_What the task requires_. Answer with a single number, the count of lines holding the word "veel".

----------

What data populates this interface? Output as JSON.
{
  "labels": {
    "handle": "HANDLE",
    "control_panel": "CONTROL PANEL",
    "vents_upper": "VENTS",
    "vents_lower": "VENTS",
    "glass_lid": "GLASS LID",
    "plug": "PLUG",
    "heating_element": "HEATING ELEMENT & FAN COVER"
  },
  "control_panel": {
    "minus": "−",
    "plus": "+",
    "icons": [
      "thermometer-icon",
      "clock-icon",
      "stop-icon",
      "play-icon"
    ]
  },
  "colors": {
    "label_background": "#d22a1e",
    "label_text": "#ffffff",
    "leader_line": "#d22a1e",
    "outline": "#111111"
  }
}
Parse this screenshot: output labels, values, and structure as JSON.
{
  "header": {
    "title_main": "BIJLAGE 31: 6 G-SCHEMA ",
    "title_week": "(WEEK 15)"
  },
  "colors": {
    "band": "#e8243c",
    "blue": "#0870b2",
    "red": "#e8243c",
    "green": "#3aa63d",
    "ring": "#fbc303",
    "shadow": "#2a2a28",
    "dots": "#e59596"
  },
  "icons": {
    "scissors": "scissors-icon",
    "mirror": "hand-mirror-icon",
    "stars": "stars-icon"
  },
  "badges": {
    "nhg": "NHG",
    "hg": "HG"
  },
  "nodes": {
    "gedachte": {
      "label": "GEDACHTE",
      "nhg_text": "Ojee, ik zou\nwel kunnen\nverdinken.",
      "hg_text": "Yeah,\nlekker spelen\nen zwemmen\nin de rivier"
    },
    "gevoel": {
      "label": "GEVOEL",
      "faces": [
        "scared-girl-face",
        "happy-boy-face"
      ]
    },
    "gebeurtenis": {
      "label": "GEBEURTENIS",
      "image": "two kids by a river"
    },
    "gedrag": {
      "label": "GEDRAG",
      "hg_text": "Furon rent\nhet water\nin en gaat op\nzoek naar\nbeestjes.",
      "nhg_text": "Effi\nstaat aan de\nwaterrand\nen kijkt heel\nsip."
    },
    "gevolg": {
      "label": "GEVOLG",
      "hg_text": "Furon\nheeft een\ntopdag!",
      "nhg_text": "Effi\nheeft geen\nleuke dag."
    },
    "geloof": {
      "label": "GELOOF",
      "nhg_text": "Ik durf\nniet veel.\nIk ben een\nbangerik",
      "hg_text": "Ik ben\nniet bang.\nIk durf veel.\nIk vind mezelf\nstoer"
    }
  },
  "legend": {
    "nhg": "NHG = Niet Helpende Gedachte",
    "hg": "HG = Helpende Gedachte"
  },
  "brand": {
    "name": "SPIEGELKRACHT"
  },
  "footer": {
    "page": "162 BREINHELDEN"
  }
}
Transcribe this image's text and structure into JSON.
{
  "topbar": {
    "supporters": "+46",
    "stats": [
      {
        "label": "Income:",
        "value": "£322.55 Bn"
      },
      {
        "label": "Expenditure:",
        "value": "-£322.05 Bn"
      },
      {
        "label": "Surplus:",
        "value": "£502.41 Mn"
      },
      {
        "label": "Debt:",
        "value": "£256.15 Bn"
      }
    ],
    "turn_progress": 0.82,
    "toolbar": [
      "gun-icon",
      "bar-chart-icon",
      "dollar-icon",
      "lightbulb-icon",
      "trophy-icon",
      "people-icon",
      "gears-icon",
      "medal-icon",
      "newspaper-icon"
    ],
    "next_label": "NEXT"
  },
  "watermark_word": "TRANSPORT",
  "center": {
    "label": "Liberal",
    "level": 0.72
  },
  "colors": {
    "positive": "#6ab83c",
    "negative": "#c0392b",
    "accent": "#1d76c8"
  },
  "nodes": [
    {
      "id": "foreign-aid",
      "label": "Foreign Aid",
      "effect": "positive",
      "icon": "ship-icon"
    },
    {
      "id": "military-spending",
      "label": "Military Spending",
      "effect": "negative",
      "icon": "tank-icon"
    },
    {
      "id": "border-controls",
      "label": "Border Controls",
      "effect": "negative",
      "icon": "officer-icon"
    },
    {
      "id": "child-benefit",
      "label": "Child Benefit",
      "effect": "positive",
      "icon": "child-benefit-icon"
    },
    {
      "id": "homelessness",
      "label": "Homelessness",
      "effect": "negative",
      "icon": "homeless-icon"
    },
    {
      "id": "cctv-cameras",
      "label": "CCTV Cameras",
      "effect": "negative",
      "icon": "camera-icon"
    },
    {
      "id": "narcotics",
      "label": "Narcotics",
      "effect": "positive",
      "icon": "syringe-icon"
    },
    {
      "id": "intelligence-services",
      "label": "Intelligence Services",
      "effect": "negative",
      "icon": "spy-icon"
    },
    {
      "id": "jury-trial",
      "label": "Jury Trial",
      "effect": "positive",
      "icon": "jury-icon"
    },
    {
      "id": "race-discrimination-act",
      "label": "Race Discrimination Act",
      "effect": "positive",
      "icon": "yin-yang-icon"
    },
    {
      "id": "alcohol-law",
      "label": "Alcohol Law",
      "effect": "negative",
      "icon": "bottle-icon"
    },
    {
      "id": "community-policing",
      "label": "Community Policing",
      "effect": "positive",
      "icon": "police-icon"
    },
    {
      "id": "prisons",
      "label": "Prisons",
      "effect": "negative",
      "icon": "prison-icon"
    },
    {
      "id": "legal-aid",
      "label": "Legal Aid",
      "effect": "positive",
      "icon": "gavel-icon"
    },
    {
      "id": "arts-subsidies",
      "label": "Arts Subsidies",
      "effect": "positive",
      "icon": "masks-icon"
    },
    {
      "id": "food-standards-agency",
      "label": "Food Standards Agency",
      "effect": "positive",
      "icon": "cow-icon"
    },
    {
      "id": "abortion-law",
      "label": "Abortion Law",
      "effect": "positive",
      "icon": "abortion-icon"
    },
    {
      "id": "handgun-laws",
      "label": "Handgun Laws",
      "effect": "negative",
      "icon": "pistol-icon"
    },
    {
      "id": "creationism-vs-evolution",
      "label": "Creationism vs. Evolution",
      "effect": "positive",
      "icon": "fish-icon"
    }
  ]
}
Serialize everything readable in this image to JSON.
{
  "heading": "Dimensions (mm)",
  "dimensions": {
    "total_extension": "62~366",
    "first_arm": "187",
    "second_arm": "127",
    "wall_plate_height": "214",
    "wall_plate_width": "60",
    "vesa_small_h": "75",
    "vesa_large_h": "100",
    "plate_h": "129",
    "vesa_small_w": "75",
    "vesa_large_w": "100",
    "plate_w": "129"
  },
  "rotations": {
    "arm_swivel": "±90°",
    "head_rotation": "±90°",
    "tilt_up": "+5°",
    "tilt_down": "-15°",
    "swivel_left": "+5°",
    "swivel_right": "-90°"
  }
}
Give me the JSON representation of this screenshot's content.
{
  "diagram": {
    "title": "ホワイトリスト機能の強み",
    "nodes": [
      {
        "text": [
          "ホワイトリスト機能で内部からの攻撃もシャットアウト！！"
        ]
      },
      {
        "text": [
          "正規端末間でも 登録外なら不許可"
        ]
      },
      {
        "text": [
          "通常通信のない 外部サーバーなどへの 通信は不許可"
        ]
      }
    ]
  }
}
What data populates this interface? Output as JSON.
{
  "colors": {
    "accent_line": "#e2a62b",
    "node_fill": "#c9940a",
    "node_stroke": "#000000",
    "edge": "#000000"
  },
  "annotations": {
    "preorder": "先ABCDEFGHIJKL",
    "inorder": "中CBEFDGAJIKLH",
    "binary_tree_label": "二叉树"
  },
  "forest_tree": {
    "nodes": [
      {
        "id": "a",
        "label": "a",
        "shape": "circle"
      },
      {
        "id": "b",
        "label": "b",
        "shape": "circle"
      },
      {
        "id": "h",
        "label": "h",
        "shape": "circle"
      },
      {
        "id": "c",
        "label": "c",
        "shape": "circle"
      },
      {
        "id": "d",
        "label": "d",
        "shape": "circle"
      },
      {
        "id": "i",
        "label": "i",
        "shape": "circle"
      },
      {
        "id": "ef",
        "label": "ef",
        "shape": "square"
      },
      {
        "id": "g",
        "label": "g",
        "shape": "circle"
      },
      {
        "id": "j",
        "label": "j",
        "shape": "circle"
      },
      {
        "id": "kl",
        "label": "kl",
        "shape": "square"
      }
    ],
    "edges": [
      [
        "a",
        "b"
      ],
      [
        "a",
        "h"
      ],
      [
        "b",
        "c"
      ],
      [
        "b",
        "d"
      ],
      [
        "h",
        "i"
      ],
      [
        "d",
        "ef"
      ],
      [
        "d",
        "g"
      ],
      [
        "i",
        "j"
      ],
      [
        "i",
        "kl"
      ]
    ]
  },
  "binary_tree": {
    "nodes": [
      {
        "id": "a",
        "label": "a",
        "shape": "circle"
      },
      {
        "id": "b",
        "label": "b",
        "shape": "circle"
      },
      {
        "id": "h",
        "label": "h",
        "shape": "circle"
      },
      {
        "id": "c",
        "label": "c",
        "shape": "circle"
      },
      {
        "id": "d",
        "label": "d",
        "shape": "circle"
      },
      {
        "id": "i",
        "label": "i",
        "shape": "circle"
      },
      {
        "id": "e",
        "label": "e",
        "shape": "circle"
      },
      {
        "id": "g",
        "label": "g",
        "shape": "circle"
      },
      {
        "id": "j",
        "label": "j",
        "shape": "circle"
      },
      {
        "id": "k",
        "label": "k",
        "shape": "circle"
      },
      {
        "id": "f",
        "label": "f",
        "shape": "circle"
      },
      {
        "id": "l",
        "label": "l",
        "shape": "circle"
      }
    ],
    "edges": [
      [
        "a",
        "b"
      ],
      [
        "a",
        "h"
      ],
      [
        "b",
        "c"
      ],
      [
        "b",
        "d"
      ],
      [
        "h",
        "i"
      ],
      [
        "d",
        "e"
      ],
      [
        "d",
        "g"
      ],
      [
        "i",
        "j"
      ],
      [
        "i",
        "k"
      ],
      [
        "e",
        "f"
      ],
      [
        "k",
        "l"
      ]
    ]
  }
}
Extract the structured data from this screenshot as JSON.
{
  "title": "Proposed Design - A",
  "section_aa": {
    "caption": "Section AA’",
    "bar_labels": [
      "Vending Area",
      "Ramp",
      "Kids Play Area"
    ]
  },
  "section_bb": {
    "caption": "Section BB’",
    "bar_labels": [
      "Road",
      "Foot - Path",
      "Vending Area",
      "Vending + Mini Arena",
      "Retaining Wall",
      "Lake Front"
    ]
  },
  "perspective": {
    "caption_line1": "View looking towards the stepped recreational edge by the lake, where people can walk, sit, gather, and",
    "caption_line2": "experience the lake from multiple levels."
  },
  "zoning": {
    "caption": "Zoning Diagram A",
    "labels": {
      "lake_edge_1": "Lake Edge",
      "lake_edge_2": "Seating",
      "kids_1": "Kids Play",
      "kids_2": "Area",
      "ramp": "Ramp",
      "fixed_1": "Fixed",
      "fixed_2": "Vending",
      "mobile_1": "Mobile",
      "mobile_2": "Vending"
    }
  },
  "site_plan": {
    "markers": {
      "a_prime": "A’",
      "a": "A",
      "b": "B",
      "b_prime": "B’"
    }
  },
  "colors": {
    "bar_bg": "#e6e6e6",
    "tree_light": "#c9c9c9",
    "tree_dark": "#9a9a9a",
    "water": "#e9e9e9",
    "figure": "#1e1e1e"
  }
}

----------

_Correct answer_. 2